Extracted data entries:
****************

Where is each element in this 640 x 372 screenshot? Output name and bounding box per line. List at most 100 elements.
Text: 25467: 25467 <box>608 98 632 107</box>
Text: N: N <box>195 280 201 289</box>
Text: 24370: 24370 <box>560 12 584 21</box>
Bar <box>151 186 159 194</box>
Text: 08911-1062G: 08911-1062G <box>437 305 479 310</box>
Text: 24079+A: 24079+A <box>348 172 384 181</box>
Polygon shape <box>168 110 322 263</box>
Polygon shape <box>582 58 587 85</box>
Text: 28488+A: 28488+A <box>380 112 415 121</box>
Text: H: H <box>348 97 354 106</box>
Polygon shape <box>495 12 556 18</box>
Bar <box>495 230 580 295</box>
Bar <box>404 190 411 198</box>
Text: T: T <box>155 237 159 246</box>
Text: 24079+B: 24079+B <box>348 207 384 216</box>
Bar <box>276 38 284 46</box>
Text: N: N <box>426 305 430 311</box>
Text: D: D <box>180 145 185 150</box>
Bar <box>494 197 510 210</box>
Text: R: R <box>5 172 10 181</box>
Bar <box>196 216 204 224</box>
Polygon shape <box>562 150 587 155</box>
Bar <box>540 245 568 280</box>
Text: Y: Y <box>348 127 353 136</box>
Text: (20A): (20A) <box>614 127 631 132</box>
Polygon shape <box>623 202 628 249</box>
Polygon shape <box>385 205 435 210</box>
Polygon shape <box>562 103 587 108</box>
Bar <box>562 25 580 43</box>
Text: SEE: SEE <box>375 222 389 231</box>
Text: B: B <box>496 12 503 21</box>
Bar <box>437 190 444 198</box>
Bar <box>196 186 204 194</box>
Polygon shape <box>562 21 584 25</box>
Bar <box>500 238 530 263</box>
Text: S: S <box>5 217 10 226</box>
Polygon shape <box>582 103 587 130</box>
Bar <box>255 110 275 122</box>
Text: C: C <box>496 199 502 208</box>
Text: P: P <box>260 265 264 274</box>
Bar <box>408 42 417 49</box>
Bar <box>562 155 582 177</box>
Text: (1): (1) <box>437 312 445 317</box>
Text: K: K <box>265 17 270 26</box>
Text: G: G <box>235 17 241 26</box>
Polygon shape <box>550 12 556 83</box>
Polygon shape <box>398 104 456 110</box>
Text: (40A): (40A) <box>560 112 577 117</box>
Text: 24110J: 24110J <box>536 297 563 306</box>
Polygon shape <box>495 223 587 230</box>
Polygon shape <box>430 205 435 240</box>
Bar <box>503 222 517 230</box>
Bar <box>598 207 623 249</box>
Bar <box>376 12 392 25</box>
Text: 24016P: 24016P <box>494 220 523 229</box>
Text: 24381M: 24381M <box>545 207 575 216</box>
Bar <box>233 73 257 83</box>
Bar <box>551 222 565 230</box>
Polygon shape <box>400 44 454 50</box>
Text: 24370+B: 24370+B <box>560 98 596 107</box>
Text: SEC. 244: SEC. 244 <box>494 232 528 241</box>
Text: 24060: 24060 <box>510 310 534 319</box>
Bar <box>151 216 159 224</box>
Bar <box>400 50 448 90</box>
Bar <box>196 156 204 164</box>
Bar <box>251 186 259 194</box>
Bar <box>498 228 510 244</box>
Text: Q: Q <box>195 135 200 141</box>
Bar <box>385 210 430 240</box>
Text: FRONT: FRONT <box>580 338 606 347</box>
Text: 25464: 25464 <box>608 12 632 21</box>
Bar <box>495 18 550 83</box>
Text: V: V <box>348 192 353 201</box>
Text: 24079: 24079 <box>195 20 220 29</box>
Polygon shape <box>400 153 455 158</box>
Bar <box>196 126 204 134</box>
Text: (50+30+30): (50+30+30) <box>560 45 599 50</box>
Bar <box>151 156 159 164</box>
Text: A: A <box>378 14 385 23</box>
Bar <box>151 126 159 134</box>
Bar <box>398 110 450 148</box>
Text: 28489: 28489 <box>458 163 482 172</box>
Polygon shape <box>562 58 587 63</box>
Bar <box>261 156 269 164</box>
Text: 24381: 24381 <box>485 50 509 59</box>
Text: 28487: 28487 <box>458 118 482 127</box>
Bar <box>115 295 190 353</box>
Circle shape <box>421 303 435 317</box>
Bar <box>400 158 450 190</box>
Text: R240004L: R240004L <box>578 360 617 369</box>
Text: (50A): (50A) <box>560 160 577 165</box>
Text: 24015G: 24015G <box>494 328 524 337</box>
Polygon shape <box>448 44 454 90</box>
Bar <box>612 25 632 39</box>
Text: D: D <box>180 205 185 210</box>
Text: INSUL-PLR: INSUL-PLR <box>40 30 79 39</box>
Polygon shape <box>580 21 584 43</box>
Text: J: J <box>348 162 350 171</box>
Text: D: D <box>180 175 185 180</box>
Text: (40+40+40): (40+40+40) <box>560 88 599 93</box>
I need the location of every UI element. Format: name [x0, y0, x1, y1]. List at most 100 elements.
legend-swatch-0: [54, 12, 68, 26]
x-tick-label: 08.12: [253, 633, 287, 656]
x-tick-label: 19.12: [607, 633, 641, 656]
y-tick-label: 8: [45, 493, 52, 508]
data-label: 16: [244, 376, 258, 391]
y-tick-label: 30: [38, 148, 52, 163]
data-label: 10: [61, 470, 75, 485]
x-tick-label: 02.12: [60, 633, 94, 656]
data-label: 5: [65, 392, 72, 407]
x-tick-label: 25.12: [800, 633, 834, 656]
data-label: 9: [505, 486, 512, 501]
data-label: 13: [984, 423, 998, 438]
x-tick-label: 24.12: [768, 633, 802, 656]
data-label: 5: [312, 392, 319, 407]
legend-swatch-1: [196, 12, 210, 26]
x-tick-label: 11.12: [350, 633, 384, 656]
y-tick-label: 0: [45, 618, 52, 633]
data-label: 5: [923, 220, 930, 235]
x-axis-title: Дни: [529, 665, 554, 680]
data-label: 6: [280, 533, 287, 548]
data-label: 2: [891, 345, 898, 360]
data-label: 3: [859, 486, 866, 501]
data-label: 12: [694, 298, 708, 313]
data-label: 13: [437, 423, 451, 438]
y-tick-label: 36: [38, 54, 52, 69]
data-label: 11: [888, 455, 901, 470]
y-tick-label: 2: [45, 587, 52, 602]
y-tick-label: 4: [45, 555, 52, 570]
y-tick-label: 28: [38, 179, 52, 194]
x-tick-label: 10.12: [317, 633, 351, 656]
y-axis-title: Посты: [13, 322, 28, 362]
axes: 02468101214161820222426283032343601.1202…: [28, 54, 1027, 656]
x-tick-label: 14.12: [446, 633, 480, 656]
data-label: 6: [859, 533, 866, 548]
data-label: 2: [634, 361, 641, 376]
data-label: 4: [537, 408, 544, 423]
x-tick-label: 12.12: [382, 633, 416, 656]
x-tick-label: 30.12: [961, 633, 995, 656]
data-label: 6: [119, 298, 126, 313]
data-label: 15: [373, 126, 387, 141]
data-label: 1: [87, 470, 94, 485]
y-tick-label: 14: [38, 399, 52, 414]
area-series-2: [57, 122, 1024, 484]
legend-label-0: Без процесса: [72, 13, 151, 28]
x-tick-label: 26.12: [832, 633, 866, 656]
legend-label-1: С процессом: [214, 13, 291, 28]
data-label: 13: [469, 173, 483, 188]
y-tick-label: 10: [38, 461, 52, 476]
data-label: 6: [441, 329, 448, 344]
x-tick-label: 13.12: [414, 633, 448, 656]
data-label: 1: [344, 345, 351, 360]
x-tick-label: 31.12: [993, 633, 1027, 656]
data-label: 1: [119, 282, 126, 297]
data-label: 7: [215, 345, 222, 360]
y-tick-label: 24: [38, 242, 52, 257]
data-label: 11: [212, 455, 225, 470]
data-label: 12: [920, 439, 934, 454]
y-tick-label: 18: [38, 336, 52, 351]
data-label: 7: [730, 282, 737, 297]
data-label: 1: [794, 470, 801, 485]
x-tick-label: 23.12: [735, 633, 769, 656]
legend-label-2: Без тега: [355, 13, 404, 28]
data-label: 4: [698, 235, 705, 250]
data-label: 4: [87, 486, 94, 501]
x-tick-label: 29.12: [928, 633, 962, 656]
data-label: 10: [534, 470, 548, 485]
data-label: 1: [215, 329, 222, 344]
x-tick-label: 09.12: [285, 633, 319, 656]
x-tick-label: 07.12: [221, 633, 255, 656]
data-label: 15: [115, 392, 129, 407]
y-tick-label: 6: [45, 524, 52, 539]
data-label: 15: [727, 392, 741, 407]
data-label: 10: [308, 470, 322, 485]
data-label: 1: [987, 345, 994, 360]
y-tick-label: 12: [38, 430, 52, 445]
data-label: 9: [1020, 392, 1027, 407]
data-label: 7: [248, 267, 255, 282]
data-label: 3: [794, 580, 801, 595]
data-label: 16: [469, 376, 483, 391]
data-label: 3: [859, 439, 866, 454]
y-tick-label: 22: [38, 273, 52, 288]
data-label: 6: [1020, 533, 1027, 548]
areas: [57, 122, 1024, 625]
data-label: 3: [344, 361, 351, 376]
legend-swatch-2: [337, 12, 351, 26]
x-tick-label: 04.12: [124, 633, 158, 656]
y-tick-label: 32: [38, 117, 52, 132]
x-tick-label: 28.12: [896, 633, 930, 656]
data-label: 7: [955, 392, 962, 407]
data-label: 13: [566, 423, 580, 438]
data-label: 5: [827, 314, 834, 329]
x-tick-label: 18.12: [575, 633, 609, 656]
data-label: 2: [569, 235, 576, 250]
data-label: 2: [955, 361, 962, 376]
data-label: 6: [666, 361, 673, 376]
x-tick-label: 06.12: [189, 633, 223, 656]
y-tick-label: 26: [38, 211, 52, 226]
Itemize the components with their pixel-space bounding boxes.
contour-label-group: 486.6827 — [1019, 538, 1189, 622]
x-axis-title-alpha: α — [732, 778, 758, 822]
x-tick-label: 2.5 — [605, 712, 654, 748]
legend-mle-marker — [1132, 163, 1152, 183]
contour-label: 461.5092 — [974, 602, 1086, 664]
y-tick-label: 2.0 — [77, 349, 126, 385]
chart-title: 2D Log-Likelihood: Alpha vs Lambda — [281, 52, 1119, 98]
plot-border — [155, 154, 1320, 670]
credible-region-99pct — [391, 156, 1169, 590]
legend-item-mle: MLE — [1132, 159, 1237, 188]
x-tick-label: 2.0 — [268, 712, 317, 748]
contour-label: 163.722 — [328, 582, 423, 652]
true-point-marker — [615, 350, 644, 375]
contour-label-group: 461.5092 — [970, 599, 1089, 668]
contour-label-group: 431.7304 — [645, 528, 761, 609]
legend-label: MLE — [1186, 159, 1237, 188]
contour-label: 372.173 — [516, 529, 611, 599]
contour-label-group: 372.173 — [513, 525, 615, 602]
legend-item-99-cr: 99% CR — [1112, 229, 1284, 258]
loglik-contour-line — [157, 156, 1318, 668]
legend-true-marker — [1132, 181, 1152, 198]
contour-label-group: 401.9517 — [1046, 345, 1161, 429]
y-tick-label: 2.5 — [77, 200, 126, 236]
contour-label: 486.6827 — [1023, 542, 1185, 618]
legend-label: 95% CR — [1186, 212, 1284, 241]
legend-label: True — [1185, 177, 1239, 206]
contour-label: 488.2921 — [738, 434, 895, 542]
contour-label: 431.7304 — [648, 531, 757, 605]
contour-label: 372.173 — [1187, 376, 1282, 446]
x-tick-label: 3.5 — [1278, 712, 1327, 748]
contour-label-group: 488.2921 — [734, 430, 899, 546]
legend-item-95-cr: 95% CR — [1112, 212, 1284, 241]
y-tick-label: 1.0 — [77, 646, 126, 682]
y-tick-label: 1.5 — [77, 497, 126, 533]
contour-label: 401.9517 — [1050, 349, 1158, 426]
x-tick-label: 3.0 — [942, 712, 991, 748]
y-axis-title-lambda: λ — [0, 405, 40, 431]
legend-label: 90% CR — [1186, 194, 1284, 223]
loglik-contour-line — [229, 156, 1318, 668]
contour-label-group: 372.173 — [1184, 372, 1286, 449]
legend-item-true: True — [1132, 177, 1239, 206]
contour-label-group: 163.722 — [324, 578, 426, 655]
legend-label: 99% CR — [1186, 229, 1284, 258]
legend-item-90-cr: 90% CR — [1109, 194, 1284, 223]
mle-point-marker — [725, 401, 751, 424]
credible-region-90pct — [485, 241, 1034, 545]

****************

● YOUR INSTRUCTIONS:
Could you rewrite the records from the first line through the line containing "Text: (1): (1) <box>437 312 445 317</box>", inclusive, changing "Bar" to "Rectangle" and leaving everything else the same?

● ANSWER TO THE PROBLEM:
Where is each element in this 640 x 372 screenshot? Output name and bounding box per line. List at most 100 elements.
Text: 25467: 25467 <box>608 98 632 107</box>
Text: N: N <box>195 280 201 289</box>
Text: 24370: 24370 <box>560 12 584 21</box>
Rectangle <box>151 186 159 194</box>
Text: 08911-1062G: 08911-1062G <box>437 305 479 310</box>
Text: 24079+A: 24079+A <box>348 172 384 181</box>
Polygon shape <box>168 110 322 263</box>
Polygon shape <box>582 58 587 85</box>
Text: 28488+A: 28488+A <box>380 112 415 121</box>
Text: H: H <box>348 97 354 106</box>
Polygon shape <box>495 12 556 18</box>
Rectangle <box>495 230 580 295</box>
Rectangle <box>404 190 411 198</box>
Text: T: T <box>155 237 159 246</box>
Text: 24079+B: 24079+B <box>348 207 384 216</box>
Rectangle <box>276 38 284 46</box>
Text: N: N <box>426 305 430 311</box>
Text: D: D <box>180 145 185 150</box>
Rectangle <box>494 197 510 210</box>
Text: R: R <box>5 172 10 181</box>
Rectangle <box>196 216 204 224</box>
Polygon shape <box>562 150 587 155</box>
Rectangle <box>540 245 568 280</box>
Text: Y: Y <box>348 127 353 136</box>
Text: (20A): (20A) <box>614 127 631 132</box>
Polygon shape <box>623 202 628 249</box>
Polygon shape <box>385 205 435 210</box>
Polygon shape <box>562 103 587 108</box>
Rectangle <box>562 25 580 43</box>
Text: SEE: SEE <box>375 222 389 231</box>
Text: B: B <box>496 12 503 21</box>
Rectangle <box>437 190 444 198</box>
Rectangle <box>196 186 204 194</box>
Polygon shape <box>562 21 584 25</box>
Rectangle <box>500 238 530 263</box>
Text: S: S <box>5 217 10 226</box>
Polygon shape <box>582 103 587 130</box>
Rectangle <box>255 110 275 122</box>
Text: C: C <box>496 199 502 208</box>
Text: P: P <box>260 265 264 274</box>
Rectangle <box>408 42 417 49</box>
Rectangle <box>562 155 582 177</box>
Text: (1): (1) <box>437 312 445 317</box>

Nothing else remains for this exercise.